Your task is to filter the data below down to the lines holding "document".

Stored records:

-=-=-=-=-

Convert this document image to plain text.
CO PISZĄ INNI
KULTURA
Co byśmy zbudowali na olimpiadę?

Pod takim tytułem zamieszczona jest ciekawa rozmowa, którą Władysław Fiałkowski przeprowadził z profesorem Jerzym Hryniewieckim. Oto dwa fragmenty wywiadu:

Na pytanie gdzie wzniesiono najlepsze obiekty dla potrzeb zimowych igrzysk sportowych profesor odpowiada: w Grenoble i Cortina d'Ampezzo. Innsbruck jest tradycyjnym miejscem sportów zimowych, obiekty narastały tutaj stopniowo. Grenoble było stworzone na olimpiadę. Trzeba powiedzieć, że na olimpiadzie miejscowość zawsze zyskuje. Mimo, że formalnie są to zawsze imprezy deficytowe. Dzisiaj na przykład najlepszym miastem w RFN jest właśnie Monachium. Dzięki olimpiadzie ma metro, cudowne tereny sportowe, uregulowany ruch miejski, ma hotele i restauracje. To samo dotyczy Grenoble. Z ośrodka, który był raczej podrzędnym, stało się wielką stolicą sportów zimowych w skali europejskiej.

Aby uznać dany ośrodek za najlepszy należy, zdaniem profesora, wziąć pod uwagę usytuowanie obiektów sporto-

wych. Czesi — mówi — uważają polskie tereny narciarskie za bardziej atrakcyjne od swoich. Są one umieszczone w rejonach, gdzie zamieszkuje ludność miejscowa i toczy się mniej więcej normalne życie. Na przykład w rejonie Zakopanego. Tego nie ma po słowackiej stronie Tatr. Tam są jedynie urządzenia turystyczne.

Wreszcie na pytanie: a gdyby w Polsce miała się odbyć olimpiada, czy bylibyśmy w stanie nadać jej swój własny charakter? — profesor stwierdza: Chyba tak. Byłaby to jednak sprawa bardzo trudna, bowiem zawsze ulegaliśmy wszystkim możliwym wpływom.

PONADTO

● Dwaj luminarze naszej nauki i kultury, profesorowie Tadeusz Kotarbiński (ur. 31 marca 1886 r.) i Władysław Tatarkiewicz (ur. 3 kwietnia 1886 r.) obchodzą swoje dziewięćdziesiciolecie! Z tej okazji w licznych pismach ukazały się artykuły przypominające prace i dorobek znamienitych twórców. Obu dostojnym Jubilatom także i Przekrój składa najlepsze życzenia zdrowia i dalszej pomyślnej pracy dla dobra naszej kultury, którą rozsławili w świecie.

-=-=-=-=-

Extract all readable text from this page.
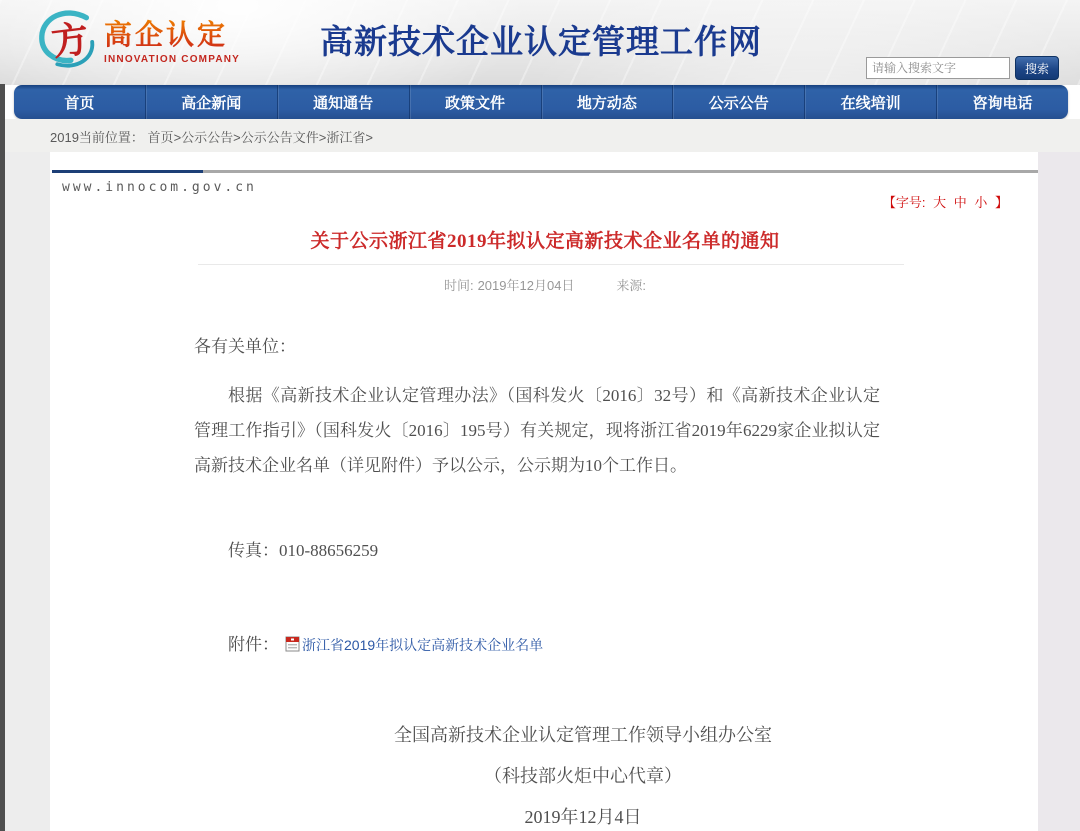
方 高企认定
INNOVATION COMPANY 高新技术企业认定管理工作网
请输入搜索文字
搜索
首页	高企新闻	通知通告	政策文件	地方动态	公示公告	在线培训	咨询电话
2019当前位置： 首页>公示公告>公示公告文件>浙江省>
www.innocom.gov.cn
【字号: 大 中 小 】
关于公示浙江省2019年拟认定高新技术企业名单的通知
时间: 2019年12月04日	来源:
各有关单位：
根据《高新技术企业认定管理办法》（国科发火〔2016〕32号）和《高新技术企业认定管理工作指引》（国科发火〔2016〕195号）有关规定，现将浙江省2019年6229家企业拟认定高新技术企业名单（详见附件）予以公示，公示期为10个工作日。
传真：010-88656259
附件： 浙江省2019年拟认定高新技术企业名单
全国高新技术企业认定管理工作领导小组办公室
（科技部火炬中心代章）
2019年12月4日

-=-=-=-=-

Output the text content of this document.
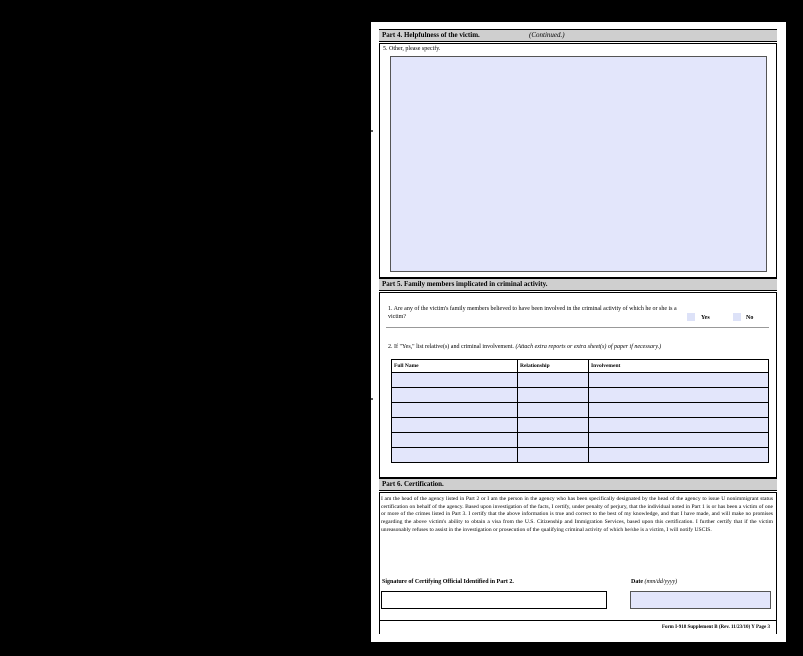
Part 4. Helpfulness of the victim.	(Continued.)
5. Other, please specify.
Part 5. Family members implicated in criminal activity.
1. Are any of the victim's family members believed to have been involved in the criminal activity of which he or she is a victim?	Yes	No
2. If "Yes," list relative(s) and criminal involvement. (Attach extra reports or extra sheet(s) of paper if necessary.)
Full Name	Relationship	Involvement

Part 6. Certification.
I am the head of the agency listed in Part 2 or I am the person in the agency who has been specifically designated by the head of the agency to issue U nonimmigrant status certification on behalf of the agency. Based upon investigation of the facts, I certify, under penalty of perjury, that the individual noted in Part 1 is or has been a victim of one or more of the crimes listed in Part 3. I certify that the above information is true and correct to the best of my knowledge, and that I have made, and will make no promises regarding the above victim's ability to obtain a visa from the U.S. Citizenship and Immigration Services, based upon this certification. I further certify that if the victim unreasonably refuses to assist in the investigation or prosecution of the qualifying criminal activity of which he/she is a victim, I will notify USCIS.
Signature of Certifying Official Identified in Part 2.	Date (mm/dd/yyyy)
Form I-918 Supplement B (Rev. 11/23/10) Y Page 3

-=-=-=-=-

• SOLVED EXERCISE:
Convert this document image to plain text.
Output the text content of this document.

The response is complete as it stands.